Supplied data ▸
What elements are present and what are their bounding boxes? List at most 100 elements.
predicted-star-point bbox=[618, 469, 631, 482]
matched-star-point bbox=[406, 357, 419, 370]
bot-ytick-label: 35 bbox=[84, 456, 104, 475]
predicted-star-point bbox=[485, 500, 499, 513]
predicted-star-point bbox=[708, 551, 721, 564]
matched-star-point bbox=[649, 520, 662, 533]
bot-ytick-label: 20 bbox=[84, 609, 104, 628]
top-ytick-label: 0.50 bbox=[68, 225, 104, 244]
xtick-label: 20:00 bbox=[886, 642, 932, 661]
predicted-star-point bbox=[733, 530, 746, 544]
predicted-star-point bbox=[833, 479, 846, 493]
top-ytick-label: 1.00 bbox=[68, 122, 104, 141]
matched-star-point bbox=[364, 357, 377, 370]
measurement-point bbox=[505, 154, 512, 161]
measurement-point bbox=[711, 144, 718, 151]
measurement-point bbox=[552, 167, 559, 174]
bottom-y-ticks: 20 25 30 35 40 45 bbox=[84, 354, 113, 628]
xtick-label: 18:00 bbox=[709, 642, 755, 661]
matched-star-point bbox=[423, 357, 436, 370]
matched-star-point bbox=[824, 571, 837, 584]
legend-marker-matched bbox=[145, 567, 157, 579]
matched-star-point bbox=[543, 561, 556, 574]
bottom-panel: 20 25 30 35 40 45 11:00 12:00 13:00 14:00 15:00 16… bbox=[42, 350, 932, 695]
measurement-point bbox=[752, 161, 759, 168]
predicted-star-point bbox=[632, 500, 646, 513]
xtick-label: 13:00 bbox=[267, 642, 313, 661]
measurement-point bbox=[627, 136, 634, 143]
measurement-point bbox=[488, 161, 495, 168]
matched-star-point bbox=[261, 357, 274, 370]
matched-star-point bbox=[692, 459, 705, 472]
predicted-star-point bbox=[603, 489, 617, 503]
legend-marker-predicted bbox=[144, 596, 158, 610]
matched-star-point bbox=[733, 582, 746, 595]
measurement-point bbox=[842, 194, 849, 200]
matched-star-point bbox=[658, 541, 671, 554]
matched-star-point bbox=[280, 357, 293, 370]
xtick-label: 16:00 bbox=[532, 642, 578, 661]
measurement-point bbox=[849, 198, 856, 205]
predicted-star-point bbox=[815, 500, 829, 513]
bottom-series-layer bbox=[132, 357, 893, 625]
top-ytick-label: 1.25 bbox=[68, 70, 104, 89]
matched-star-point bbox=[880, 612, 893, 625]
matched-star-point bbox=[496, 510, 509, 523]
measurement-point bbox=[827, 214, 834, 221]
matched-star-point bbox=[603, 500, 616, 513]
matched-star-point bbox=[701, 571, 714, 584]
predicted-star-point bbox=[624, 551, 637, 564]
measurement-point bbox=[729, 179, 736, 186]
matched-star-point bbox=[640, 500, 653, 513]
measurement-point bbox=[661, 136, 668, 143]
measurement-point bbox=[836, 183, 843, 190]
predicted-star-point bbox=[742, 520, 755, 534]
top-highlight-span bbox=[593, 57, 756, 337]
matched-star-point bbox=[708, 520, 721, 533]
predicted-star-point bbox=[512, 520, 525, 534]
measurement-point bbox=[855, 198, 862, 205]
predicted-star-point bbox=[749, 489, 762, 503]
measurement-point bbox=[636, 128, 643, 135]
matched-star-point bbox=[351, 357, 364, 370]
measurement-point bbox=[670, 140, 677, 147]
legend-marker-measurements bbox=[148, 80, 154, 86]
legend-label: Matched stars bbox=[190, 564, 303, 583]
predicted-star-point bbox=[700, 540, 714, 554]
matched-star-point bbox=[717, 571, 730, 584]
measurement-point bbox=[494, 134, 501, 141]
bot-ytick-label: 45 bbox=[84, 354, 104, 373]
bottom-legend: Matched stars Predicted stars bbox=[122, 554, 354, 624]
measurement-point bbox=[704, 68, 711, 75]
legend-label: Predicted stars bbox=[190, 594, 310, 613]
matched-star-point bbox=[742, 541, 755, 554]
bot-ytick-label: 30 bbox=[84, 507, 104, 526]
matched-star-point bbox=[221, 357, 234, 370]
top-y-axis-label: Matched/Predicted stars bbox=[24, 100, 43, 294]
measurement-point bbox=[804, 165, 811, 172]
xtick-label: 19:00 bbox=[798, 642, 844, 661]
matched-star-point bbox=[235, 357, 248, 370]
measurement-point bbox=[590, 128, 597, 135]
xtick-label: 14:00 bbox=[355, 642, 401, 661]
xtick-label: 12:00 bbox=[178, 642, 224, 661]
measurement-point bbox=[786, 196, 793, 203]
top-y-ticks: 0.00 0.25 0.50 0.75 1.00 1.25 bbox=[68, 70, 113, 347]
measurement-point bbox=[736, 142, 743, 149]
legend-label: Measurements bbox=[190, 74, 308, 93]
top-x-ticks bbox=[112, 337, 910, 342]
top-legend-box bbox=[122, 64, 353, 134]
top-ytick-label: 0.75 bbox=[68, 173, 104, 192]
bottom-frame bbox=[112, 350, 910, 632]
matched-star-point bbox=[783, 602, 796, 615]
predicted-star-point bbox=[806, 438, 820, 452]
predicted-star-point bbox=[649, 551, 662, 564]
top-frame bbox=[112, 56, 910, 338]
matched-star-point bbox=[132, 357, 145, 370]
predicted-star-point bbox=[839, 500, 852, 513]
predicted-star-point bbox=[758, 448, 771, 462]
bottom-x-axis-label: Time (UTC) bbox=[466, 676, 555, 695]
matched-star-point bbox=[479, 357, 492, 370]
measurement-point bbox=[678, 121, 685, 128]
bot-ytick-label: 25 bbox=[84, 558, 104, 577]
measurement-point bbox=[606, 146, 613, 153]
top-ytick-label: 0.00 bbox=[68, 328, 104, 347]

Task requirements ▸ Return every one of the lines above verbatim and in the same order, changing nothing.

Completed exercise ▸
What elements are present and what are their bounding boxes? List at most 100 elements.
predicted-star-point bbox=[618, 469, 631, 482]
matched-star-point bbox=[406, 357, 419, 370]
bot-ytick-label: 35 bbox=[84, 456, 104, 475]
predicted-star-point bbox=[485, 500, 499, 513]
predicted-star-point bbox=[708, 551, 721, 564]
matched-star-point bbox=[649, 520, 662, 533]
bot-ytick-label: 20 bbox=[84, 609, 104, 628]
top-ytick-label: 0.50 bbox=[68, 225, 104, 244]
xtick-label: 20:00 bbox=[886, 642, 932, 661]
predicted-star-point bbox=[733, 530, 746, 544]
predicted-star-point bbox=[833, 479, 846, 493]
top-ytick-label: 1.00 bbox=[68, 122, 104, 141]
matched-star-point bbox=[364, 357, 377, 370]
measurement-point bbox=[505, 154, 512, 161]
measurement-point bbox=[711, 144, 718, 151]
measurement-point bbox=[552, 167, 559, 174]
bottom-y-ticks: 20 25 30 35 40 45 bbox=[84, 354, 113, 628]
xtick-label: 18:00 bbox=[709, 642, 755, 661]
matched-star-point bbox=[423, 357, 436, 370]
matched-star-point bbox=[824, 571, 837, 584]
legend-marker-matched bbox=[145, 567, 157, 579]
matched-star-point bbox=[543, 561, 556, 574]
bottom-panel: 20 25 30 35 40 45 11:00 12:00 13:00 14:00 15:00 16… bbox=[42, 350, 932, 695]
measurement-point bbox=[752, 161, 759, 168]
predicted-star-point bbox=[632, 500, 646, 513]
xtick-label: 13:00 bbox=[267, 642, 313, 661]
measurement-point bbox=[627, 136, 634, 143]
measurement-point bbox=[488, 161, 495, 168]
matched-star-point bbox=[261, 357, 274, 370]
matched-star-point bbox=[692, 459, 705, 472]
predicted-star-point bbox=[603, 489, 617, 503]
legend-marker-predicted bbox=[144, 596, 158, 610]
matched-star-point bbox=[733, 582, 746, 595]
measurement-point bbox=[842, 194, 849, 200]
matched-star-point bbox=[658, 541, 671, 554]
matched-star-point bbox=[280, 357, 293, 370]
xtick-label: 16:00 bbox=[532, 642, 578, 661]
measurement-point bbox=[849, 198, 856, 205]
predicted-star-point bbox=[815, 500, 829, 513]
bottom-series-layer bbox=[132, 357, 893, 625]
top-ytick-label: 1.25 bbox=[68, 70, 104, 89]
matched-star-point bbox=[880, 612, 893, 625]
matched-star-point bbox=[496, 510, 509, 523]
measurement-point bbox=[827, 214, 834, 221]
matched-star-point bbox=[603, 500, 616, 513]
matched-star-point bbox=[701, 571, 714, 584]
predicted-star-point bbox=[624, 551, 637, 564]
measurement-point bbox=[729, 179, 736, 186]
matched-star-point bbox=[640, 500, 653, 513]
measurement-point bbox=[661, 136, 668, 143]
measurement-point bbox=[836, 183, 843, 190]
predicted-star-point bbox=[742, 520, 755, 534]
top-highlight-span bbox=[593, 57, 756, 337]
matched-star-point bbox=[708, 520, 721, 533]
predicted-star-point bbox=[512, 520, 525, 534]
measurement-point bbox=[855, 198, 862, 205]
predicted-star-point bbox=[749, 489, 762, 503]
measurement-point bbox=[636, 128, 643, 135]
matched-star-point bbox=[351, 357, 364, 370]
measurement-point bbox=[670, 140, 677, 147]
legend-marker-measurements bbox=[148, 80, 154, 86]
legend-label: Matched stars bbox=[190, 564, 303, 583]
predicted-star-point bbox=[700, 540, 714, 554]
matched-star-point bbox=[717, 571, 730, 584]
measurement-point bbox=[494, 134, 501, 141]
bot-ytick-label: 45 bbox=[84, 354, 104, 373]
bottom-legend: Matched stars Predicted stars bbox=[122, 554, 354, 624]
measurement-point bbox=[704, 68, 711, 75]
legend-label: Predicted stars bbox=[190, 594, 310, 613]
matched-star-point bbox=[742, 541, 755, 554]
bot-ytick-label: 30 bbox=[84, 507, 104, 526]
matched-star-point bbox=[221, 357, 234, 370]
top-y-axis-label: Matched/Predicted stars bbox=[24, 100, 43, 294]
measurement-point bbox=[804, 165, 811, 172]
xtick-label: 19:00 bbox=[798, 642, 844, 661]
matched-star-point bbox=[235, 357, 248, 370]
measurement-point bbox=[590, 128, 597, 135]
xtick-label: 14:00 bbox=[355, 642, 401, 661]
xtick-label: 12:00 bbox=[178, 642, 224, 661]
measurement-point bbox=[786, 196, 793, 203]
top-y-ticks: 0.00 0.25 0.50 0.75 1.00 1.25 bbox=[68, 70, 113, 347]
measurement-point bbox=[736, 142, 743, 149]
legend-label: Measurements bbox=[190, 74, 308, 93]
top-x-ticks bbox=[112, 337, 910, 342]
top-legend-box bbox=[122, 64, 353, 134]
top-ytick-label: 0.75 bbox=[68, 173, 104, 192]
bottom-frame bbox=[112, 350, 910, 632]
matched-star-point bbox=[783, 602, 796, 615]
predicted-star-point bbox=[806, 438, 820, 452]
predicted-star-point bbox=[649, 551, 662, 564]
top-frame bbox=[112, 56, 910, 338]
matched-star-point bbox=[132, 357, 145, 370]
predicted-star-point bbox=[839, 500, 852, 513]
predicted-star-point bbox=[758, 448, 771, 462]
bottom-x-axis-label: Time (UTC) bbox=[466, 676, 555, 695]
matched-star-point bbox=[479, 357, 492, 370]
measurement-point bbox=[678, 121, 685, 128]
bot-ytick-label: 25 bbox=[84, 558, 104, 577]
measurement-point bbox=[606, 146, 613, 153]
top-ytick-label: 0.00 bbox=[68, 328, 104, 347]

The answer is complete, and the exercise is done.